§ Spatial layout data:
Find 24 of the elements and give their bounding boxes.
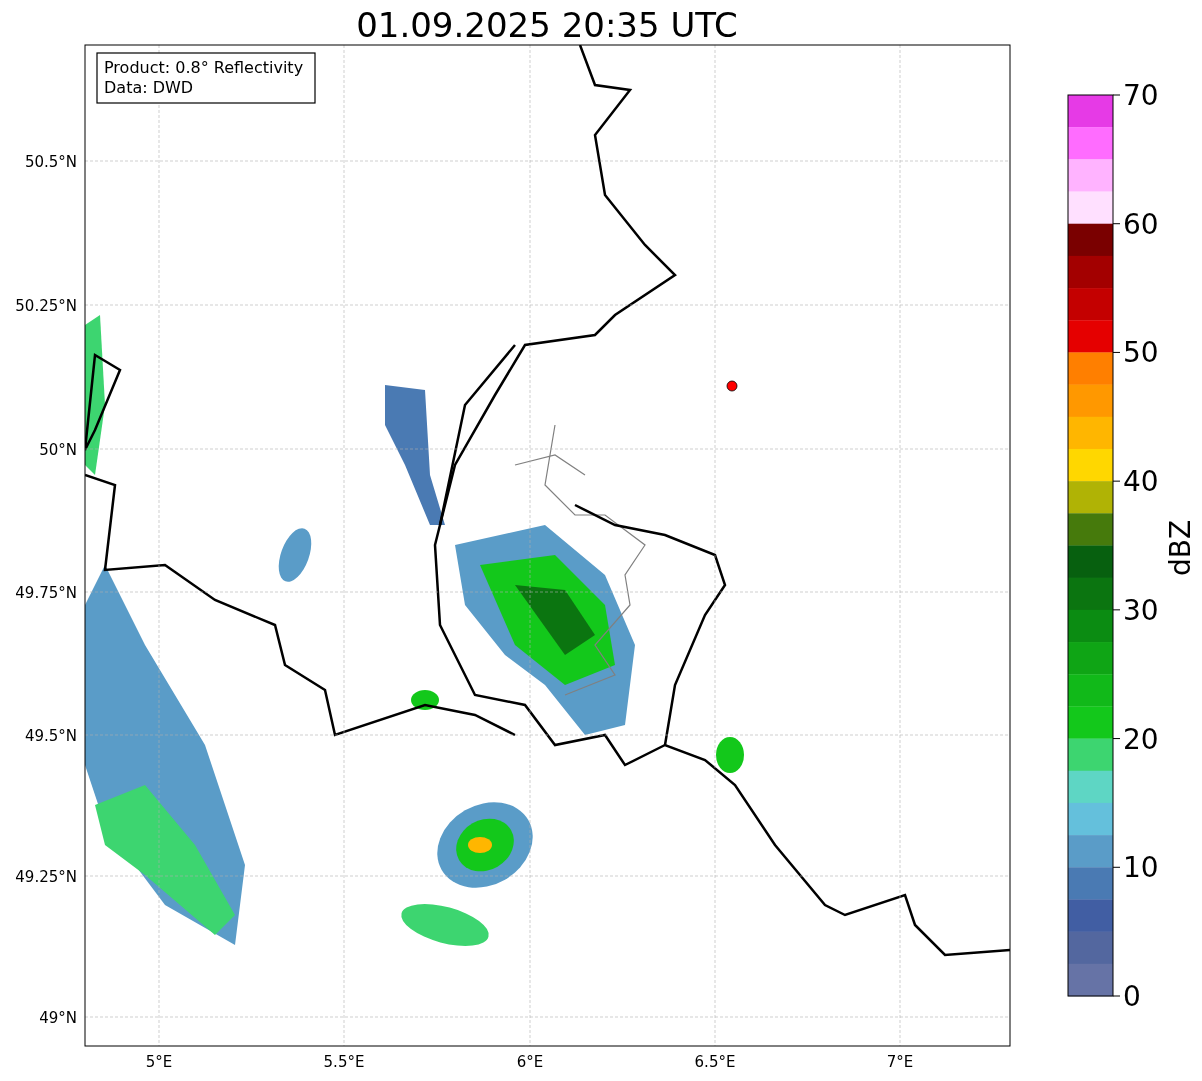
latitude-label: 50.25°N bbox=[15, 297, 77, 315]
colorbar-tick-label: 20 bbox=[1123, 722, 1159, 756]
longitude-label: 5.5°E bbox=[323, 1053, 365, 1071]
colorbar-tick-label: 10 bbox=[1123, 851, 1159, 885]
colorbar-tick-label: 0 bbox=[1123, 980, 1141, 1013]
colorbar-tick-label: 70 bbox=[1123, 79, 1159, 112]
colorbar-tick-label: 60 bbox=[1123, 207, 1159, 241]
latitude-label: 49.5°N bbox=[24, 727, 77, 745]
latitude-label: 49°N bbox=[39, 1009, 77, 1027]
chart-title: 01.09.2025 20:35 UTC bbox=[356, 5, 738, 45]
longitude-label: 7°E bbox=[886, 1053, 914, 1071]
legend-text: Data: DWD bbox=[104, 78, 194, 97]
latitude-label: 49.25°N bbox=[15, 868, 77, 886]
colorbar-label: dBZ bbox=[1164, 519, 1197, 577]
longitude-label: 5°E bbox=[145, 1053, 173, 1071]
latitude-label: 50°N bbox=[39, 441, 77, 459]
colorbar-tick-label: 40 bbox=[1123, 465, 1159, 499]
longitude-label: 6°E bbox=[516, 1053, 544, 1071]
latitude-label: 49.75°N bbox=[15, 584, 77, 602]
legend-text: Product: 0.8° Reflectivity bbox=[104, 58, 304, 77]
longitude-label: 6.5°E bbox=[694, 1053, 736, 1071]
colorbar-tick-label: 30 bbox=[1123, 593, 1159, 627]
colorbar-tick-label: 50 bbox=[1123, 336, 1159, 370]
latitude-label: 50.5°N bbox=[24, 153, 77, 171]
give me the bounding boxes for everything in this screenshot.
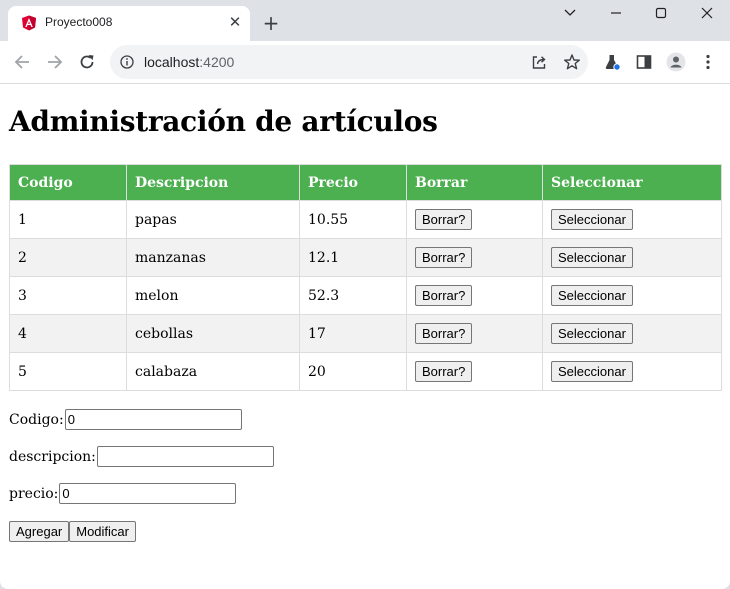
codigo-label: Codigo: [9, 411, 64, 428]
close-icon[interactable]: ✕ [227, 14, 243, 30]
table-row: 4 cebollas 17 Borrar? Seleccionar [9, 314, 722, 353]
cell-borrar: Borrar? [406, 352, 543, 391]
cell-seleccionar: Seleccionar [542, 276, 722, 315]
form-actions: Agregar Modificar [9, 521, 136, 542]
url-text[interactable]: localhost:4200 [144, 54, 234, 70]
close-window-icon[interactable] [697, 5, 717, 21]
flask-icon[interactable] [602, 52, 622, 72]
cell-seleccionar: Seleccionar [542, 200, 722, 239]
add-button[interactable]: Agregar [9, 521, 70, 542]
precio-form-row: precio: [9, 483, 237, 504]
delete-button[interactable]: Borrar? [415, 285, 473, 306]
delete-button[interactable]: Borrar? [415, 323, 473, 344]
cell-descripcion: manzanas [126, 238, 300, 277]
delete-button[interactable]: Borrar? [415, 247, 473, 268]
select-button[interactable]: Seleccionar [551, 209, 633, 230]
select-button[interactable]: Seleccionar [551, 323, 633, 344]
profile-avatar-icon[interactable] [666, 52, 686, 72]
cell-borrar: Borrar? [406, 238, 543, 277]
reload-icon[interactable] [77, 52, 97, 72]
star-icon[interactable] [563, 53, 581, 71]
maximize-icon[interactable] [651, 5, 671, 21]
precio-input[interactable] [59, 483, 237, 504]
codigo-form-row: Codigo: [9, 409, 242, 430]
page-title: Administración de artículos [9, 105, 438, 138]
address-bar[interactable]: localhost:4200 [110, 45, 588, 79]
precio-label: precio: [9, 485, 59, 502]
cell-seleccionar: Seleccionar [542, 352, 722, 391]
cell-precio: 17 [299, 314, 407, 353]
table-row: 2 manzanas 12.1 Borrar? Seleccionar [9, 238, 722, 277]
cell-precio: 52.3 [299, 276, 407, 315]
descripcion-input[interactable] [96, 446, 274, 467]
header-precio: Precio [299, 164, 407, 201]
articles-table: Codigo Descripcion Precio Borrar Selecci… [9, 164, 722, 391]
table-row: 5 calabaza 20 Borrar? Seleccionar [9, 352, 722, 391]
side-panel-icon[interactable] [634, 52, 654, 72]
minimize-icon[interactable] [606, 5, 626, 21]
header-codigo: Codigo [9, 164, 127, 201]
table-row: 3 melon 52.3 Borrar? Seleccionar [9, 276, 722, 315]
delete-button[interactable]: Borrar? [415, 361, 473, 382]
modify-button[interactable]: Modificar [69, 521, 136, 542]
header-seleccionar: Seleccionar [542, 164, 722, 201]
kebab-menu-icon[interactable] [698, 52, 718, 72]
info-icon[interactable] [120, 55, 134, 69]
cell-codigo: 2 [9, 238, 127, 277]
header-descripcion: Descripcion [126, 164, 300, 201]
browser-toolbar: localhost:4200 [0, 41, 730, 84]
select-button[interactable]: Seleccionar [551, 361, 633, 382]
cell-precio: 10.55 [299, 200, 407, 239]
cell-descripcion: cebollas [126, 314, 300, 353]
angular-icon [22, 15, 36, 31]
cell-seleccionar: Seleccionar [542, 314, 722, 353]
browser-window: Proyecto008 ✕ + localhost:4200 Administr… [0, 0, 730, 589]
cell-descripcion: calabaza [126, 352, 300, 391]
cell-precio: 20 [299, 352, 407, 391]
cell-precio: 12.1 [299, 238, 407, 277]
cell-codigo: 5 [9, 352, 127, 391]
chevron-down-icon[interactable] [560, 5, 580, 21]
cell-borrar: Borrar? [406, 276, 543, 315]
select-button[interactable]: Seleccionar [551, 247, 633, 268]
cell-codigo: 4 [9, 314, 127, 353]
url-port: :4200 [199, 54, 235, 70]
descripcion-form-row: descripcion: [9, 446, 274, 467]
forward-arrow-icon[interactable] [45, 52, 65, 72]
back-arrow-icon[interactable] [12, 52, 32, 72]
page-content: Administración de artículos Codigo Descr… [0, 84, 730, 589]
tab-proyecto008[interactable]: Proyecto008 ✕ [8, 6, 250, 41]
codigo-input[interactable] [64, 409, 242, 430]
new-tab-icon[interactable]: + [261, 13, 281, 33]
cell-codigo: 3 [9, 276, 127, 315]
tab-strip: Proyecto008 ✕ + [0, 0, 730, 41]
select-button[interactable]: Seleccionar [551, 285, 633, 306]
cell-borrar: Borrar? [406, 314, 543, 353]
table-header-row: Codigo Descripcion Precio Borrar Selecci… [9, 164, 722, 201]
table-row: 1 papas 10.55 Borrar? Seleccionar [9, 200, 722, 239]
share-icon[interactable] [530, 53, 548, 71]
url-host: localhost [144, 54, 200, 70]
cell-seleccionar: Seleccionar [542, 238, 722, 277]
cell-descripcion: melon [126, 276, 300, 315]
cell-codigo: 1 [9, 200, 127, 239]
cell-borrar: Borrar? [406, 200, 543, 239]
header-borrar: Borrar [406, 164, 543, 201]
tab-title: Proyecto008 [45, 15, 113, 29]
cell-descripcion: papas [126, 200, 300, 239]
delete-button[interactable]: Borrar? [415, 209, 473, 230]
descripcion-label: descripcion: [9, 448, 96, 465]
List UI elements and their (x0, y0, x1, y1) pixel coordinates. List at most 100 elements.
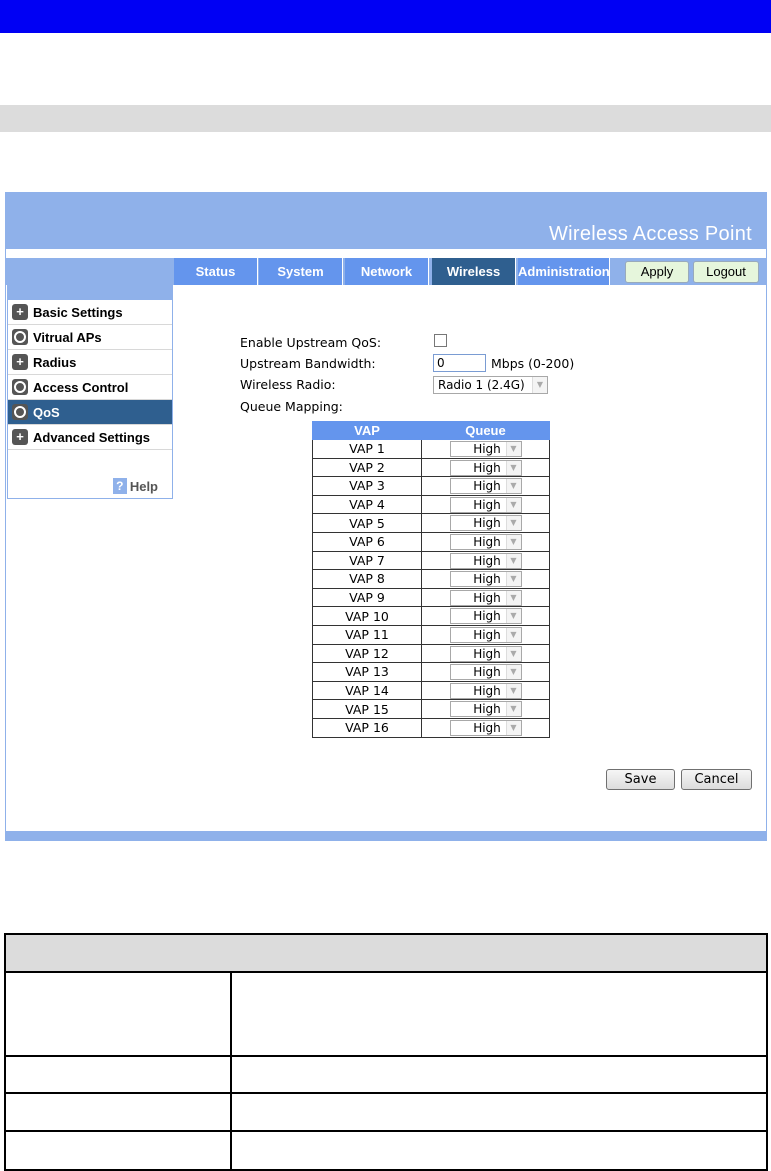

§ Stated task: Return all of the items above line for line, copying each one verbatim and omitting the pictures.

§ Written solution:
Find 24 of the elements and give their bounding boxes.
latitude-label: 50.25°N bbox=[15, 297, 77, 315]
colorbar-tick-label: 20 bbox=[1123, 722, 1159, 756]
longitude-label: 5.5°E bbox=[323, 1053, 365, 1071]
colorbar-tick-label: 10 bbox=[1123, 851, 1159, 885]
colorbar-tick-label: 0 bbox=[1123, 980, 1141, 1013]
colorbar-tick-label: 70 bbox=[1123, 79, 1159, 112]
colorbar-tick-label: 60 bbox=[1123, 207, 1159, 241]
latitude-label: 49.5°N bbox=[24, 727, 77, 745]
latitude-label: 49°N bbox=[39, 1009, 77, 1027]
chart-title: 01.09.2025 20:35 UTC bbox=[356, 5, 738, 45]
longitude-label: 7°E bbox=[886, 1053, 914, 1071]
legend-text: Data: DWD bbox=[104, 78, 194, 97]
latitude-label: 49.25°N bbox=[15, 868, 77, 886]
colorbar-label: dBZ bbox=[1164, 519, 1197, 577]
longitude-label: 5°E bbox=[145, 1053, 173, 1071]
latitude-label: 50°N bbox=[39, 441, 77, 459]
colorbar-tick-label: 40 bbox=[1123, 465, 1159, 499]
longitude-label: 6°E bbox=[516, 1053, 544, 1071]
latitude-label: 49.75°N bbox=[15, 584, 77, 602]
legend-text: Product: 0.8° Reflectivity bbox=[104, 58, 304, 77]
longitude-label: 6.5°E bbox=[694, 1053, 736, 1071]
colorbar-tick-label: 30 bbox=[1123, 593, 1159, 627]
colorbar-tick-label: 50 bbox=[1123, 336, 1159, 370]
latitude-label: 50.5°N bbox=[24, 153, 77, 171]
give me the bounding boxes for everything in this screenshot.
codigo-label: Codigo: [9, 411, 64, 428]
close-icon[interactable]: ✕ [227, 14, 243, 30]
table-row: 4 cebollas 17 Borrar? Seleccionar [9, 314, 722, 353]
cell-borrar: Borrar? [406, 352, 543, 391]
cell-seleccionar: Seleccionar [542, 276, 722, 315]
form-actions: Agregar Modificar [9, 521, 136, 542]
url-text[interactable]: localhost:4200 [144, 54, 234, 70]
close-window-icon[interactable] [697, 5, 717, 21]
flask-icon[interactable] [602, 52, 622, 72]
cell-seleccionar: Seleccionar [542, 200, 722, 239]
add-button[interactable]: Agregar [9, 521, 70, 542]
precio-form-row: precio: [9, 483, 237, 504]
delete-button[interactable]: Borrar? [415, 285, 473, 306]
delete-button[interactable]: Borrar? [415, 323, 473, 344]
cell-descripcion: manzanas [126, 238, 300, 277]
delete-button[interactable]: Borrar? [415, 247, 473, 268]
select-button[interactable]: Seleccionar [551, 209, 633, 230]
select-button[interactable]: Seleccionar [551, 323, 633, 344]
profile-avatar-icon[interactable] [666, 52, 686, 72]
cell-borrar: Borrar? [406, 238, 543, 277]
reload-icon[interactable] [77, 52, 97, 72]
star-icon[interactable] [563, 53, 581, 71]
maximize-icon[interactable] [651, 5, 671, 21]
precio-input[interactable] [59, 483, 237, 504]
codigo-form-row: Codigo: [9, 409, 242, 430]
page-title: Administración de artículos [9, 105, 438, 138]
address-bar[interactable]: localhost:4200 [110, 45, 588, 79]
precio-label: precio: [9, 485, 59, 502]
cell-seleccionar: Seleccionar [542, 352, 722, 391]
cell-precio: 17 [299, 314, 407, 353]
table-row: 2 manzanas 12.1 Borrar? Seleccionar [9, 238, 722, 277]
cell-precio: 52.3 [299, 276, 407, 315]
descripcion-input[interactable] [96, 446, 274, 467]
header-precio: Precio [299, 164, 407, 201]
articles-table: Codigo Descripcion Precio Borrar Selecci… [9, 164, 722, 391]
table-row: 5 calabaza 20 Borrar? Seleccionar [9, 352, 722, 391]
side-panel-icon[interactable] [634, 52, 654, 72]
minimize-icon[interactable] [606, 5, 626, 21]
header-codigo: Codigo [9, 164, 127, 201]
table-row: 3 melon 52.3 Borrar? Seleccionar [9, 276, 722, 315]
delete-button[interactable]: Borrar? [415, 361, 473, 382]
modify-button[interactable]: Modificar [69, 521, 136, 542]
header-seleccionar: Seleccionar [542, 164, 722, 201]
kebab-menu-icon[interactable] [698, 52, 718, 72]
info-icon[interactable] [120, 55, 134, 69]
cell-codigo: 2 [9, 238, 127, 277]
header-descripcion: Descripcion [126, 164, 300, 201]
browser-toolbar: localhost:4200 [0, 41, 730, 84]
select-button[interactable]: Seleccionar [551, 361, 633, 382]
cell-precio: 10.55 [299, 200, 407, 239]
cell-descripcion: cebollas [126, 314, 300, 353]
angular-icon [22, 15, 36, 31]
cell-seleccionar: Seleccionar [542, 314, 722, 353]
browser-window: Proyecto008 ✕ + localhost:4200 Administr… [0, 0, 730, 589]
cell-descripcion: calabaza [126, 352, 300, 391]
cell-precio: 20 [299, 352, 407, 391]
cell-precio: 12.1 [299, 238, 407, 277]
cell-codigo: 5 [9, 352, 127, 391]
chevron-down-icon[interactable] [560, 5, 580, 21]
cell-borrar: Borrar? [406, 276, 543, 315]
select-button[interactable]: Seleccionar [551, 247, 633, 268]
cell-codigo: 4 [9, 314, 127, 353]
url-port: :4200 [199, 54, 235, 70]
descripcion-form-row: descripcion: [9, 446, 274, 467]
forward-arrow-icon[interactable] [45, 52, 65, 72]
back-arrow-icon[interactable] [12, 52, 32, 72]
page-content: Administración de artículos Codigo Descr… [0, 84, 730, 589]
tab-proyecto008[interactable]: Proyecto008 ✕ [8, 6, 250, 41]
codigo-input[interactable] [64, 409, 242, 430]
new-tab-icon[interactable]: + [261, 13, 281, 33]
cell-codigo: 3 [9, 276, 127, 315]
tab-strip: Proyecto008 ✕ + [0, 0, 730, 41]
select-button[interactable]: Seleccionar [551, 285, 633, 306]
cell-borrar: Borrar? [406, 314, 543, 353]
table-header-row: Codigo Descripcion Precio Borrar Selecci… [9, 164, 722, 201]
table-row: 1 papas 10.55 Borrar? Seleccionar [9, 200, 722, 239]
share-icon[interactable] [530, 53, 548, 71]
url-host: localhost [144, 54, 200, 70]
cell-seleccionar: Seleccionar [542, 238, 722, 277]
cell-descripcion: melon [126, 276, 300, 315]
cell-codigo: 1 [9, 200, 127, 239]
cell-borrar: Borrar? [406, 200, 543, 239]
header-borrar: Borrar [406, 164, 543, 201]
tab-title: Proyecto008 [45, 15, 113, 29]
cell-descripcion: papas [126, 200, 300, 239]
delete-button[interactable]: Borrar? [415, 209, 473, 230]
descripcion-label: descripcion: [9, 448, 96, 465]
List UI elements and their (x0, y0, x1, y1) pixel coordinates. List at most 100 elements.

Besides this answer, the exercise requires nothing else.